WHAT YOU SHOULD DO: All of the lines below are to be transcribed faithfully, with pictures excluded from the copy.

Start RECORDS PROVIDED

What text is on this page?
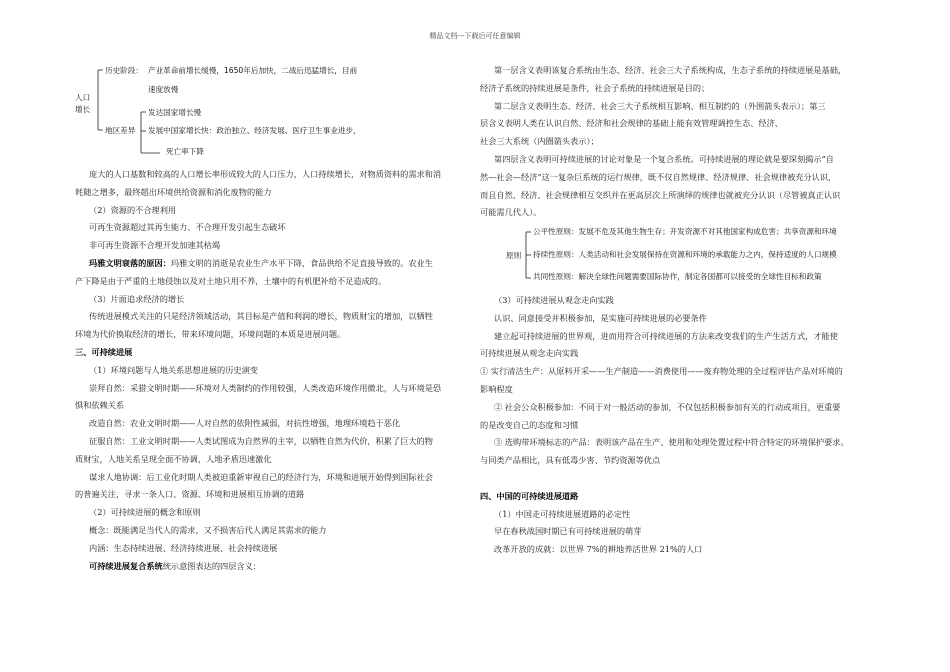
精品文档---下载后可任意编辑
人口
增长
历史阶段： 产业革命前增长缓慢，1650年后加快，二战后迅猛增长，目前
速度放慢
地区差异
发达国家增长慢
发展中国家增长快：政治独立、经济发展、医疗卫生事业进步，
死亡率下降

庞大的人口基数和较高的人口增长率形成较大的人口压力，人口持续增长，对物质资料的需求和消

耗随之增多，最终超出环境供给资源和消化废物的能力

（2）资源的不合理利用

可再生资源超过其再生能力、不合理开发引起生态破坏

非可再生资源不合理开发加速其枯竭

玛雅文明衰落的原因：玛雅文明的消逝是农业生产水平下降，食品供给不足直接导致的。农业生

产下降是由于严重的土地侵蚀以及对土地只用不养，土壤中的有机肥补给不足造成的。

（3）片面追求经济的增长

传统进展模式关注的只是经济领域活动，其目标是产值和利润的增长，物质财宝的增加，以牺牲

环境为代价换取经济的增长，带来环境问题，环境问题的本质是进展问题。

三、可持续进展

（1）环境问题与人地关系思想进展的历史演变

崇拜自然：采猎文明时期——环境对人类制约的作用较强，人类改造环境作用微北，人与环境是恐

惧和依赖关系

改造自然：农业文明时期——人对自然的依附性减弱，对抗性增强，地理环境趋于恶化

征服自然：工业文明时期——人类试图成为自然界的主宰，以牺牲自然为代价，积累了巨大的物

质财宝，人地关系呈现全面不协调，人地矛盾迅速激化

谋求人地协调：后工业化时期人类被迫重新审视自己的经济行为，环境和进展开始得到国际社会

的普遍关注，寻求一条人口、资源、环境和进展相互协调的道路

（2）可持续进展的概念和原则

概念：既能满足当代人的需求，又不损害后代人满足其需求的能力

内涵：生态持续进展、经济持续进展、社会持续进展

可持续进展复合系统统示意图表达的四层含义：

第一层含义表明该复合系统由生态、经济、社会三大子系统构成，生态子系统的持续进展是基础，

经济子系统的持续进展是条件，社会子系统的持续进展是目的；

第二层含义表明生态、经济、社会三大子系统相互影响、相互制约的（外围箭头表示）；第三

层含义表明人类在认识自然、经济和社会规律的基础上能有效管理调控生态、经济、

社会三大系统（内圈箭头表示）；

第四层含义表明可持续进展的讨论对象是一个复合系统。可持续进展的理论就是要深刻揭示“自

然—社会—经济”这一复杂巨系统的运行规律，既不仅自然规律、经济规律、社会规律被充分认识，

而且自然、经济、社会规律相互交织并在更高层次上所演绎的规律也就被充分认识（尽管被真正认识

可能需几代人）。

原则
公平性原则：发展不危及其他生物生存；开发资源不对其他国家构成危害；共享资源和环境
持续性原则：人类活动和社会发展保持在资源和环境的承载能力之内，保持适度的人口规模
共同性原则：解决全球性问题需要国际协作，制定各国都可以接受的全球性目标和政策

（3）可持续进展从观念走向实践

认识、同意接受并积极参加，是实施可持续进展的必要条件

建立起可持续进展的世界观，进而用符合可持续进展的方法来改变我们的生产生活方式，才能使

可持续进展从观念走向实践

① 实行清洁生产：从原料开采——生产制造——消费使用——废弃物处理的全过程评估产品对环境的

影响程度

② 社会公众积极参加：不同于对一般活动的参加，不仅包括积极参加有关的行动或项目，更重要

的是改变自己的态度和习惯

③ 选购带环境标志的产品：表明该产品在生产、使用和处理处置过程中符合特定的环境保护要求。

与同类产品相比，具有低毒少害、节约资源等优点

四、中国的可持续进展道路

（1）中国走可持续进展道路的必定性

早在春秋战国时期已有可持续进展的萌芽

改革开放的成就：以世界 7%的耕地养活世界 21%的人口
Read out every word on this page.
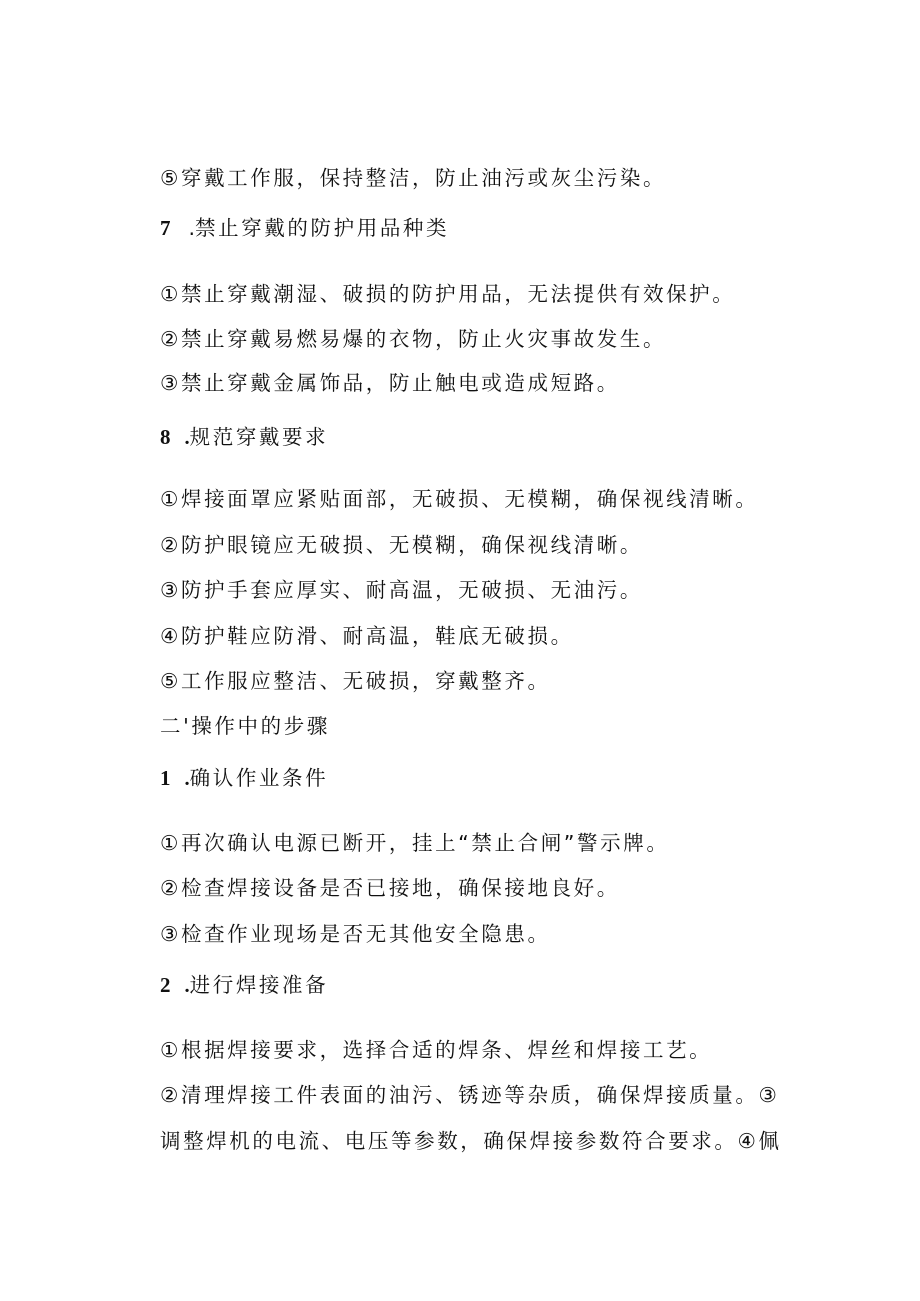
⑤穿戴工作服，保持整洁，防止油污或灰尘污染。
7 .禁止穿戴的防护用品种类
①禁止穿戴潮湿、破损的防护用品，无法提供有效保护。
②禁止穿戴易燃易爆的衣物，防止火灾事故发生。
③禁止穿戴金属饰品，防止触电或造成短路。
8 .规范穿戴要求
①焊接面罩应紧贴面部，无破损、无模糊，确保视线清晰。
②防护眼镜应无破损、无模糊，确保视线清晰。
③防护手套应厚实、耐高温，无破损、无油污。
④防护鞋应防滑、耐高温，鞋底无破损。
⑤工作服应整洁、无破损，穿戴整齐。
二'操作中的步骤
1 .确认作业条件
①再次确认电源已断开，挂上“禁止合闸”警示牌。
②检查焊接设备是否已接地，确保接地良好。
③检查作业现场是否无其他安全隐患。
2 .进行焊接准备
①根据焊接要求，选择合适的焊条、焊丝和焊接工艺。
②清理焊接工件表面的油污、锈迹等杂质，确保焊接质量。③
调整焊机的电流、电压等参数，确保焊接参数符合要求。④佩
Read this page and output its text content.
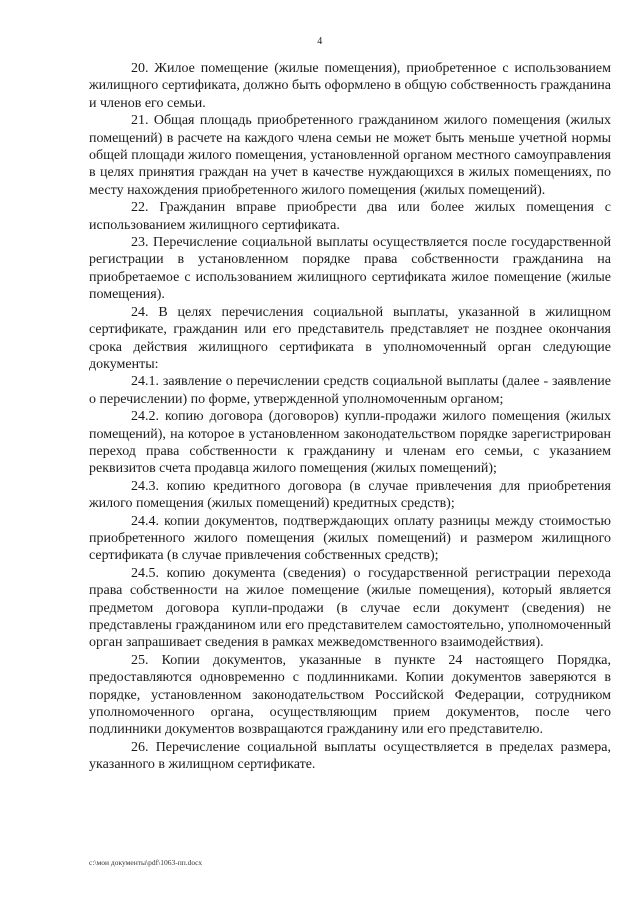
4

20. Жилое помещение (жилые помещения), приобретенное с использованием жилищного сертификата, должно быть оформлено в общую собственность гражданина и членов его семьи.

21. Общая площадь приобретенного гражданином жилого помещения (жилых помещений) в расчете на каждого члена семьи не может быть меньше учетной нормы общей площади жилого помещения, установленной органом местного самоуправления в целях принятия граждан на учет в качестве нуждающихся в жилых помещениях, по месту нахождения приобретенного жилого помещения (жилых помещений).

22. Гражданин вправе приобрести два или более жилых помещения с использованием жилищного сертификата.

23. Перечисление социальной выплаты осуществляется после государственной регистрации в установленном порядке права собственности гражданина на приобретаемое с использованием жилищного сертификата жилое помещение (жилые помещения).

24. В целях перечисления социальной выплаты, указанной в жилищном сертификате, гражданин или его представитель представляет не позднее окончания срока действия жилищного сертификата в уполномоченный орган следующие документы:

24.1. заявление о перечислении средств социальной выплаты (далее - заявление о перечислении) по форме, утвержденной уполномоченным органом;

24.2. копию договора (договоров) купли-продажи жилого помещения (жилых помещений), на которое в установленном законодательством порядке зарегистрирован переход права собственности к гражданину и членам его семьи, с указанием реквизитов счета продавца жилого помещения (жилых помещений);

24.3. копию кредитного договора (в случае привлечения для приобретения жилого помещения (жилых помещений) кредитных средств);

24.4. копии документов, подтверждающих оплату разницы между стоимостью приобретенного жилого помещения (жилых помещений) и размером жилищного сертификата (в случае привлечения собственных средств);

24.5. копию документа (сведения) о государственной регистрации перехода права собственности на жилое помещение (жилые помещения), который является предметом договора купли-продажи (в случае если документ (сведения) не представлены гражданином или его представителем самостоятельно, уполномоченный орган запрашивает сведения в рамках межведомственного взаимодействия).

25. Копии документов, указанные в пункте 24 настоящего Порядка, предоставляются одновременно с подлинниками. Копии документов заверяются в порядке, установленном законодательством Российской Федерации, сотрудником уполномоченного органа, осуществляющим прием документов, после чего подлинники документов возвращаются гражданину или его представителю.

26. Перечисление социальной выплаты осуществляется в пределах размера, указанного в жилищном сертификате.

c:\мои документы\pdf\1063-пп.docx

End RECORDS PROVIDED

RESPONSE:
What text is on this page?
精品文档---下载后可任意编辑
人口
增长
历史阶段： 产业革命前增长缓慢，1650年后加快，二战后迅猛增长，目前
速度放慢
地区差异
发达国家增长慢
发展中国家增长快：政治独立、经济发展、医疗卫生事业进步，
死亡率下降

庞大的人口基数和较高的人口增长率形成较大的人口压力，人口持续增长，对物质资料的需求和消

耗随之增多，最终超出环境供给资源和消化废物的能力

（2）资源的不合理利用

可再生资源超过其再生能力、不合理开发引起生态破坏

非可再生资源不合理开发加速其枯竭

玛雅文明衰落的原因：玛雅文明的消逝是农业生产水平下降，食品供给不足直接导致的。农业生

产下降是由于严重的土地侵蚀以及对土地只用不养，土壤中的有机肥补给不足造成的。

（3）片面追求经济的增长

传统进展模式关注的只是经济领域活动，其目标是产值和利润的增长，物质财宝的增加，以牺牲

环境为代价换取经济的增长，带来环境问题，环境问题的本质是进展问题。

三、可持续进展

（1）环境问题与人地关系思想进展的历史演变

崇拜自然：采猎文明时期——环境对人类制约的作用较强，人类改造环境作用微北，人与环境是恐

惧和依赖关系

改造自然：农业文明时期——人对自然的依附性减弱，对抗性增强，地理环境趋于恶化

征服自然：工业文明时期——人类试图成为自然界的主宰，以牺牲自然为代价，积累了巨大的物

质财宝，人地关系呈现全面不协调，人地矛盾迅速激化

谋求人地协调：后工业化时期人类被迫重新审视自己的经济行为，环境和进展开始得到国际社会

的普遍关注，寻求一条人口、资源、环境和进展相互协调的道路

（2）可持续进展的概念和原则

概念：既能满足当代人的需求，又不损害后代人满足其需求的能力

内涵：生态持续进展、经济持续进展、社会持续进展

可持续进展复合系统统示意图表达的四层含义：

第一层含义表明该复合系统由生态、经济、社会三大子系统构成，生态子系统的持续进展是基础，

经济子系统的持续进展是条件，社会子系统的持续进展是目的；

第二层含义表明生态、经济、社会三大子系统相互影响、相互制约的（外围箭头表示）；第三

层含义表明人类在认识自然、经济和社会规律的基础上能有效管理调控生态、经济、

社会三大系统（内圈箭头表示）；

第四层含义表明可持续进展的讨论对象是一个复合系统。可持续进展的理论就是要深刻揭示“自

然—社会—经济”这一复杂巨系统的运行规律，既不仅自然规律、经济规律、社会规律被充分认识，

而且自然、经济、社会规律相互交织并在更高层次上所演绎的规律也就被充分认识（尽管被真正认识

可能需几代人）。

原则
公平性原则：发展不危及其他生物生存；开发资源不对其他国家构成危害；共享资源和环境
持续性原则：人类活动和社会发展保持在资源和环境的承载能力之内，保持适度的人口规模
共同性原则：解决全球性问题需要国际协作，制定各国都可以接受的全球性目标和政策

（3）可持续进展从观念走向实践

认识、同意接受并积极参加，是实施可持续进展的必要条件

建立起可持续进展的世界观，进而用符合可持续进展的方法来改变我们的生产生活方式，才能使

可持续进展从观念走向实践

① 实行清洁生产：从原料开采——生产制造——消费使用——废弃物处理的全过程评估产品对环境的

影响程度

② 社会公众积极参加：不同于对一般活动的参加，不仅包括积极参加有关的行动或项目，更重要

的是改变自己的态度和习惯

③ 选购带环境标志的产品：表明该产品在生产、使用和处理处置过程中符合特定的环境保护要求。

与同类产品相比，具有低毒少害、节约资源等优点

四、中国的可持续进展道路

（1）中国走可持续进展道路的必定性

早在春秋战国时期已有可持续进展的萌芽

改革开放的成就：以世界 7%的耕地养活世界 21%的人口
Read out every word on this page.
⑤穿戴工作服，保持整洁，防止油污或灰尘污染。
7 .禁止穿戴的防护用品种类
①禁止穿戴潮湿、破损的防护用品，无法提供有效保护。
②禁止穿戴易燃易爆的衣物，防止火灾事故发生。
③禁止穿戴金属饰品，防止触电或造成短路。
8 .规范穿戴要求
①焊接面罩应紧贴面部，无破损、无模糊，确保视线清晰。
②防护眼镜应无破损、无模糊，确保视线清晰。
③防护手套应厚实、耐高温，无破损、无油污。
④防护鞋应防滑、耐高温，鞋底无破损。
⑤工作服应整洁、无破损，穿戴整齐。
二'操作中的步骤
1 .确认作业条件
①再次确认电源已断开，挂上“禁止合闸”警示牌。
②检查焊接设备是否已接地，确保接地良好。
③检查作业现场是否无其他安全隐患。
2 .进行焊接准备
①根据焊接要求，选择合适的焊条、焊丝和焊接工艺。
②清理焊接工件表面的油污、锈迹等杂质，确保焊接质量。③
调整焊机的电流、电压等参数，确保焊接参数符合要求。④佩
Read this page and output its text content.
4

20. Жилое помещение (жилые помещения), приобретенное с использованием жилищного сертификата, должно быть оформлено в общую собственность гражданина и членов его семьи.

21. Общая площадь приобретенного гражданином жилого помещения (жилых помещений) в расчете на каждого члена семьи не может быть меньше учетной нормы общей площади жилого помещения, установленной органом местного самоуправления в целях принятия граждан на учет в качестве нуждающихся в жилых помещениях, по месту нахождения приобретенного жилого помещения (жилых помещений).

22. Гражданин вправе приобрести два или более жилых помещения с использованием жилищного сертификата.

23. Перечисление социальной выплаты осуществляется после государственной регистрации в установленном порядке права собственности гражданина на приобретаемое с использованием жилищного сертификата жилое помещение (жилые помещения).

24. В целях перечисления социальной выплаты, указанной в жилищном сертификате, гражданин или его представитель представляет не позднее окончания срока действия жилищного сертификата в уполномоченный орган следующие документы:

24.1. заявление о перечислении средств социальной выплаты (далее - заявление о перечислении) по форме, утвержденной уполномоченным органом;

24.2. копию договора (договоров) купли-продажи жилого помещения (жилых помещений), на которое в установленном законодательством порядке зарегистрирован переход права собственности к гражданину и членам его семьи, с указанием реквизитов счета продавца жилого помещения (жилых помещений);

24.3. копию кредитного договора (в случае привлечения для приобретения жилого помещения (жилых помещений) кредитных средств);

24.4. копии документов, подтверждающих оплату разницы между стоимостью приобретенного жилого помещения (жилых помещений) и размером жилищного сертификата (в случае привлечения собственных средств);

24.5. копию документа (сведения) о государственной регистрации перехода права собственности на жилое помещение (жилые помещения), который является предметом договора купли-продажи (в случае если документ (сведения) не представлены гражданином или его представителем самостоятельно, уполномоченный орган запрашивает сведения в рамках межведомственного взаимодействия).

25. Копии документов, указанные в пункте 24 настоящего Порядка, предоставляются одновременно с подлинниками. Копии документов заверяются в порядке, установленном законодательством Российской Федерации, сотрудником уполномоченного органа, осуществляющим прием документов, после чего подлинники документов возвращаются гражданину или его представителю.

26. Перечисление социальной выплаты осуществляется в пределах размера, указанного в жилищном сертификате.

c:\мои документы\pdf\1063-пп.docx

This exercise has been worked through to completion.